======== Supplied entries

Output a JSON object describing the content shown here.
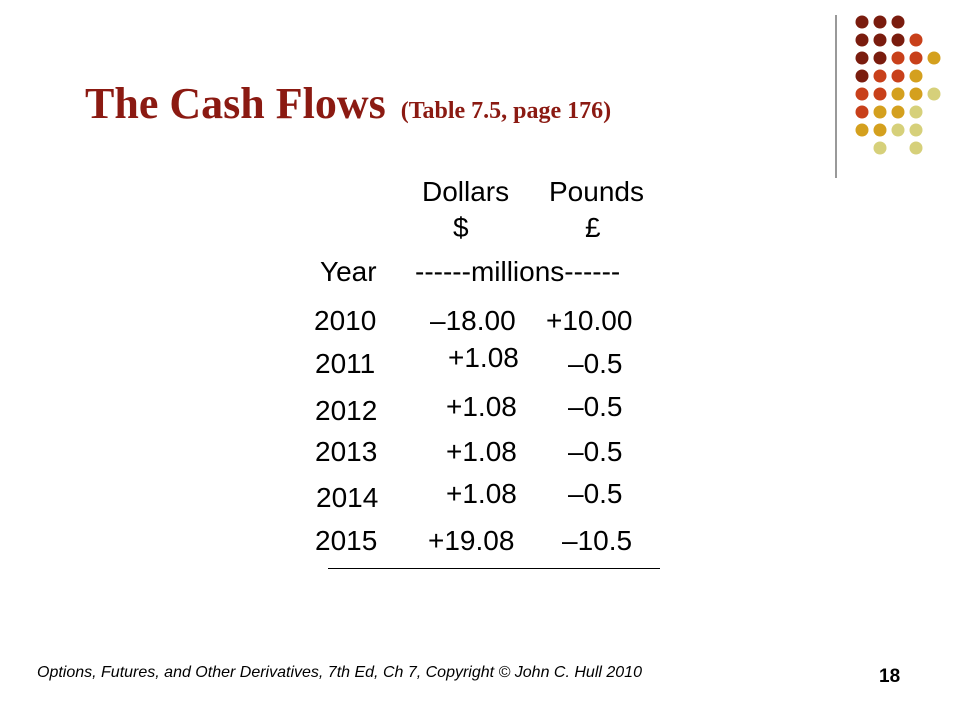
{
  "slide": {
    "title": "The Cash Flows",
    "subtitle": "(Table 7.5, page 176)",
    "footer": "Options, Futures, and Other Derivatives, 7th Ed, Ch 7, Copyright © John C. Hull 2010",
    "page_number": "18"
  },
  "table": {
    "col_dollars": "Dollars",
    "col_dollars_symbol": "$",
    "col_pounds": "Pounds",
    "col_pounds_symbol": "£",
    "year_label": "Year",
    "units_label": "------millions------",
    "rows": [
      {
        "year": "2010",
        "dollars": "–18.00",
        "pounds": "+10.00"
      },
      {
        "year": "2011",
        "dollars": "+1.08",
        "pounds": "–0.5"
      },
      {
        "year": "2012",
        "dollars": "+1.08",
        "pounds": "–0.5"
      },
      {
        "year": "2013",
        "dollars": "+1.08",
        "pounds": "–0.5"
      },
      {
        "year": "2014",
        "dollars": "+1.08",
        "pounds": "–0.5"
      },
      {
        "year": "2015",
        "dollars": "+19.08",
        "pounds": "–10.5"
      }
    ]
  },
  "colors": {
    "title": "#8b1a12",
    "dot_dark": "#7a1c0e",
    "dot_orange": "#c8401a",
    "dot_gold": "#d4a01e",
    "dot_khaki": "#d6d07a"
  }
}
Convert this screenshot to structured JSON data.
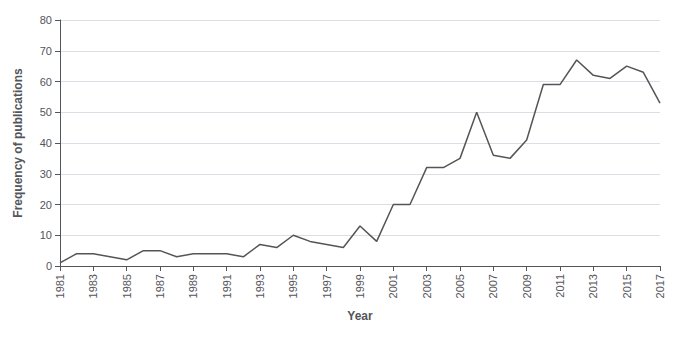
{
  "chart_data": {
    "type": "line",
    "x": [
      1981,
      1982,
      1983,
      1984,
      1985,
      1986,
      1987,
      1988,
      1989,
      1990,
      1991,
      1992,
      1993,
      1994,
      1995,
      1996,
      1997,
      1998,
      1999,
      2000,
      2001,
      2002,
      2003,
      2004,
      2005,
      2006,
      2007,
      2008,
      2009,
      2010,
      2011,
      2012,
      2013,
      2014,
      2015,
      2016,
      2017
    ],
    "values": [
      1,
      4,
      4,
      3,
      2,
      5,
      5,
      3,
      4,
      4,
      4,
      3,
      7,
      6,
      10,
      8,
      7,
      6,
      13,
      8,
      20,
      20,
      32,
      32,
      35,
      50,
      36,
      35,
      41,
      59,
      59,
      67,
      62,
      61,
      65,
      63,
      53
    ],
    "xlabel": "Year",
    "ylabel": "Frequency of publications",
    "xlim": [
      1981,
      2017
    ],
    "xticks": [
      1981,
      1983,
      1985,
      1987,
      1989,
      1991,
      1993,
      1995,
      1997,
      1999,
      2001,
      2003,
      2005,
      2007,
      2009,
      2011,
      2013,
      2015,
      2017
    ],
    "ylim": [
      0,
      80
    ],
    "yticks": [
      0,
      10,
      20,
      30,
      40,
      50,
      60,
      70,
      80
    ],
    "color": "#555555",
    "grid": true
  }
}
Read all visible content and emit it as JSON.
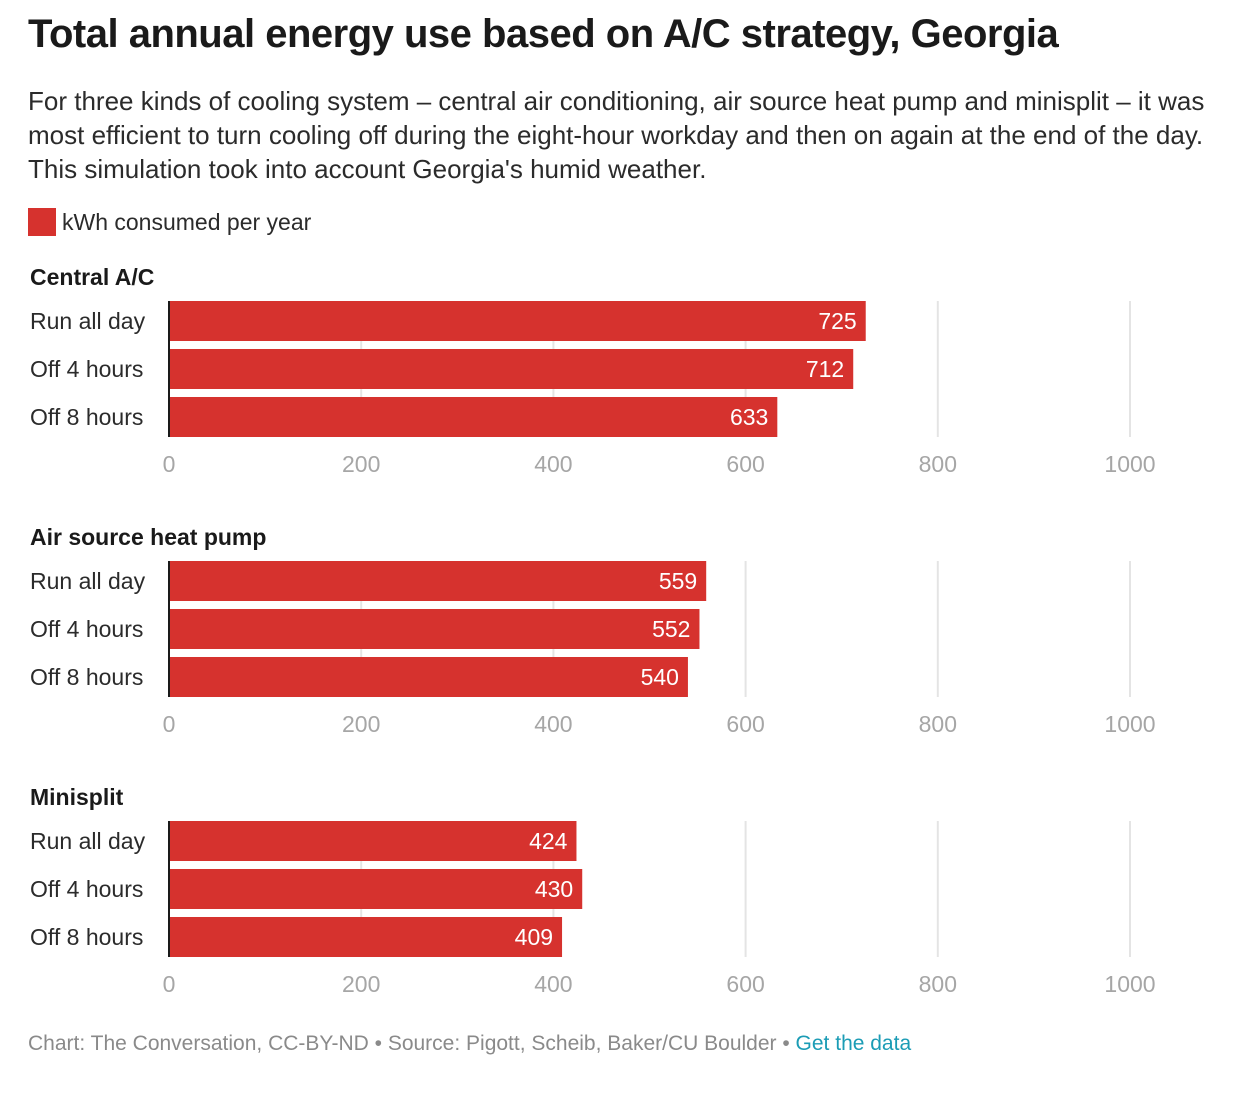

================

◆ **Short problem**
Omit every picture, then reproduce the rest of the listing exactly.

◆ **Result**
Output a JSON object describing the content shown here.
{
  "slide": {
    "title": "The Cash Flows",
    "subtitle": "(Table 7.5, page 176)",
    "footer": "Options, Futures, and Other Derivatives, 7th Ed, Ch 7, Copyright © John C. Hull 2010",
    "page_number": "18"
  },
  "table": {
    "col_dollars": "Dollars",
    "col_dollars_symbol": "$",
    "col_pounds": "Pounds",
    "col_pounds_symbol": "£",
    "year_label": "Year",
    "units_label": "------millions------",
    "rows": [
      {
        "year": "2010",
        "dollars": "–18.00",
        "pounds": "+10.00"
      },
      {
        "year": "2011",
        "dollars": "+1.08",
        "pounds": "–0.5"
      },
      {
        "year": "2012",
        "dollars": "+1.08",
        "pounds": "–0.5"
      },
      {
        "year": "2013",
        "dollars": "+1.08",
        "pounds": "–0.5"
      },
      {
        "year": "2014",
        "dollars": "+1.08",
        "pounds": "–0.5"
      },
      {
        "year": "2015",
        "dollars": "+19.08",
        "pounds": "–10.5"
      }
    ]
  },
  "colors": {
    "title": "#8b1a12",
    "dot_dark": "#7a1c0e",
    "dot_orange": "#c8401a",
    "dot_gold": "#d4a01e",
    "dot_khaki": "#d6d07a"
  }
}
Convert this screenshot to structured JSON data.
{
  "chart_data": {
    "type": "line",
    "x": [
      1981,
      1982,
      1983,
      1984,
      1985,
      1986,
      1987,
      1988,
      1989,
      1990,
      1991,
      1992,
      1993,
      1994,
      1995,
      1996,
      1997,
      1998,
      1999,
      2000,
      2001,
      2002,
      2003,
      2004,
      2005,
      2006,
      2007,
      2008,
      2009,
      2010,
      2011,
      2012,
      2013,
      2014,
      2015,
      2016,
      2017
    ],
    "values": [
      1,
      4,
      4,
      3,
      2,
      5,
      5,
      3,
      4,
      4,
      4,
      3,
      7,
      6,
      10,
      8,
      7,
      6,
      13,
      8,
      20,
      20,
      32,
      32,
      35,
      50,
      36,
      35,
      41,
      59,
      59,
      67,
      62,
      61,
      65,
      63,
      53
    ],
    "xlabel": "Year",
    "ylabel": "Frequency of publications",
    "xlim": [
      1981,
      2017
    ],
    "xticks": [
      1981,
      1983,
      1985,
      1987,
      1989,
      1991,
      1993,
      1995,
      1997,
      1999,
      2001,
      2003,
      2005,
      2007,
      2009,
      2011,
      2013,
      2015,
      2017
    ],
    "ylim": [
      0,
      80
    ],
    "yticks": [
      0,
      10,
      20,
      30,
      40,
      50,
      60,
      70,
      80
    ],
    "color": "#555555",
    "grid": true
  }
}
Read all visible content and emit it as JSON.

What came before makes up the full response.